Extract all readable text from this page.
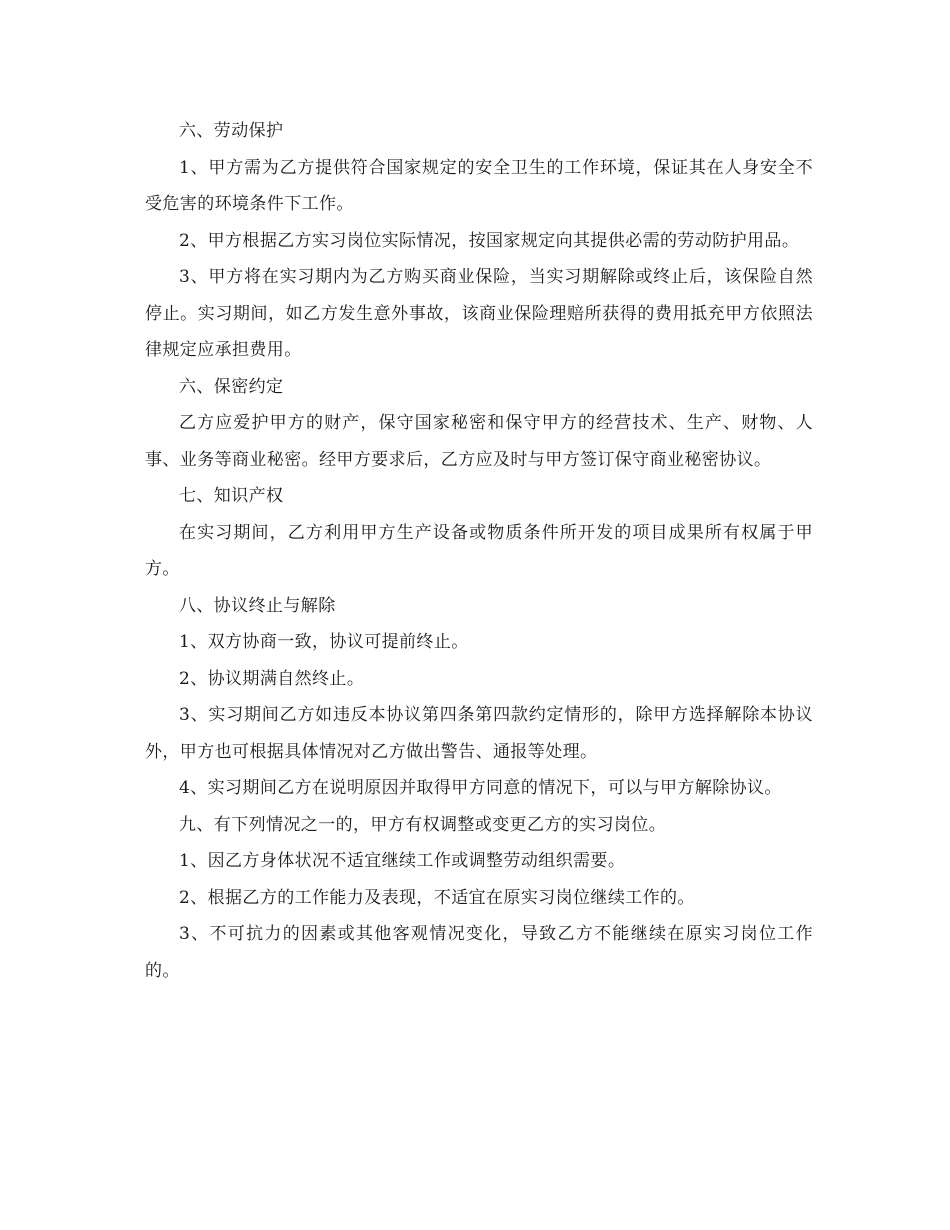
六、劳动保护

1、甲方需为乙方提供符合国家规定的安全卫生的工作环境，保证其在人身安全不受危害的环境条件下工作。

2、甲方根据乙方实习岗位实际情况，按国家规定向其提供必需的劳动防护用品。

3、甲方将在实习期内为乙方购买商业保险，当实习期解除或终止后，该保险自然停止。实习期间，如乙方发生意外事故，该商业保险理赔所获得的费用抵充甲方依照法律规定应承担费用。

六、保密约定

乙方应爱护甲方的财产，保守国家秘密和保守甲方的经营技术、生产、财物、人事、业务等商业秘密。经甲方要求后，乙方应及时与甲方签订保守商业秘密协议。

七、知识产权

在实习期间，乙方利用甲方生产设备或物质条件所开发的项目成果所有权属于甲方。

八、协议终止与解除

1、双方协商一致，协议可提前终止。

2、协议期满自然终止。

3、实习期间乙方如违反本协议第四条第四款约定情形的，除甲方选择解除本协议外，甲方也可根据具体情况对乙方做出警告、通报等处理。

4、实习期间乙方在说明原因并取得甲方同意的情况下，可以与甲方解除协议。

九、有下列情况之一的，甲方有权调整或变更乙方的实习岗位。

1、因乙方身体状况不适宜继续工作或调整劳动组织需要。

2、根据乙方的工作能力及表现，不适宜在原实习岗位继续工作的。

3、不可抗力的因素或其他客观情况变化，导致乙方不能继续在原实习岗位工作的。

The exercise: Copy the listing over exactly, skipping the pictures it holds.

Full output:
Extract all readable text from this page.
六、劳动保护

1、甲方需为乙方提供符合国家规定的安全卫生的工作环境，保证其在人身安全不受危害的环境条件下工作。

2、甲方根据乙方实习岗位实际情况，按国家规定向其提供必需的劳动防护用品。

3、甲方将在实习期内为乙方购买商业保险，当实习期解除或终止后，该保险自然停止。实习期间，如乙方发生意外事故，该商业保险理赔所获得的费用抵充甲方依照法律规定应承担费用。

六、保密约定

乙方应爱护甲方的财产，保守国家秘密和保守甲方的经营技术、生产、财物、人事、业务等商业秘密。经甲方要求后，乙方应及时与甲方签订保守商业秘密协议。

七、知识产权

在实习期间，乙方利用甲方生产设备或物质条件所开发的项目成果所有权属于甲方。

八、协议终止与解除

1、双方协商一致，协议可提前终止。

2、协议期满自然终止。

3、实习期间乙方如违反本协议第四条第四款约定情形的，除甲方选择解除本协议外，甲方也可根据具体情况对乙方做出警告、通报等处理。

4、实习期间乙方在说明原因并取得甲方同意的情况下，可以与甲方解除协议。

九、有下列情况之一的，甲方有权调整或变更乙方的实习岗位。

1、因乙方身体状况不适宜继续工作或调整劳动组织需要。

2、根据乙方的工作能力及表现，不适宜在原实习岗位继续工作的。

3、不可抗力的因素或其他客观情况变化，导致乙方不能继续在原实习岗位工作的。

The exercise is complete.